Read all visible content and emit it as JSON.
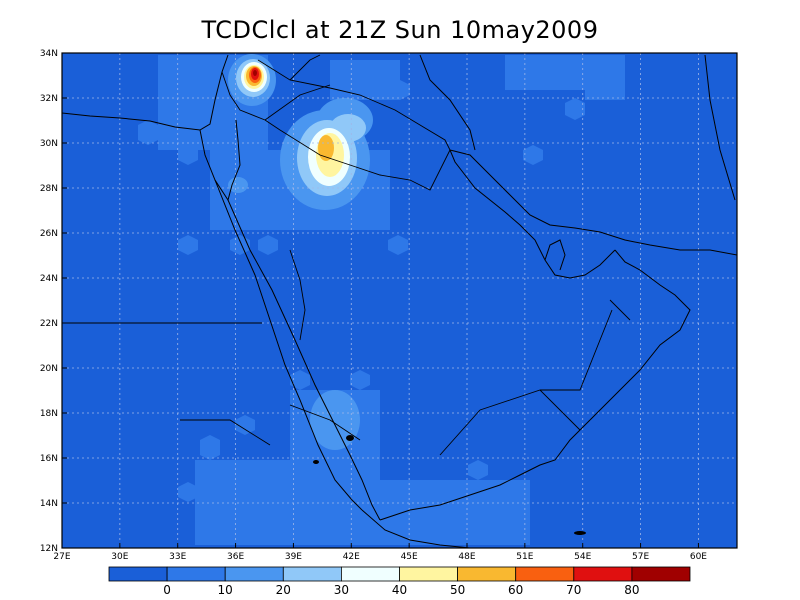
{
  "title": "TCDClcl at 21Z Sun 10may2009",
  "map": {
    "lon_range": [
      27,
      62
    ],
    "lat_range": [
      12,
      34
    ],
    "x_ticks": [
      "27E",
      "30E",
      "33E",
      "36E",
      "39E",
      "42E",
      "45E",
      "48E",
      "51E",
      "54E",
      "57E",
      "60E"
    ],
    "y_ticks": [
      "12N",
      "14N",
      "16N",
      "18N",
      "20N",
      "22N",
      "24N",
      "26N",
      "28N",
      "30N",
      "32N",
      "34N"
    ],
    "background_color": "#1a5fd8",
    "colors": {
      "ocean_base": "#1a5fd8",
      "land_line": "#000000",
      "grid": "#9fb6e8"
    }
  },
  "colorbar": {
    "labels": [
      "0",
      "10",
      "20",
      "30",
      "40",
      "50",
      "60",
      "70",
      "80"
    ],
    "colors": [
      "#1a5fd8",
      "#2e78e8",
      "#4a96f0",
      "#90c8f8",
      "#f0ffff",
      "#fff5a0",
      "#f9b830",
      "#f96010",
      "#e01010",
      "#a00000"
    ]
  }
}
───
Retype every record above exactly as written, but leave out the pictures.

Read all visible content and emit it as JSON.
{
  "title": "TCDClcl at 21Z Sun 10may2009",
  "map": {
    "lon_range": [
      27,
      62
    ],
    "lat_range": [
      12,
      34
    ],
    "x_ticks": [
      "27E",
      "30E",
      "33E",
      "36E",
      "39E",
      "42E",
      "45E",
      "48E",
      "51E",
      "54E",
      "57E",
      "60E"
    ],
    "y_ticks": [
      "12N",
      "14N",
      "16N",
      "18N",
      "20N",
      "22N",
      "24N",
      "26N",
      "28N",
      "30N",
      "32N",
      "34N"
    ],
    "background_color": "#1a5fd8",
    "colors": {
      "ocean_base": "#1a5fd8",
      "land_line": "#000000",
      "grid": "#9fb6e8"
    }
  },
  "colorbar": {
    "labels": [
      "0",
      "10",
      "20",
      "30",
      "40",
      "50",
      "60",
      "70",
      "80"
    ],
    "colors": [
      "#1a5fd8",
      "#2e78e8",
      "#4a96f0",
      "#90c8f8",
      "#f0ffff",
      "#fff5a0",
      "#f9b830",
      "#f96010",
      "#e01010",
      "#a00000"
    ]
  }
}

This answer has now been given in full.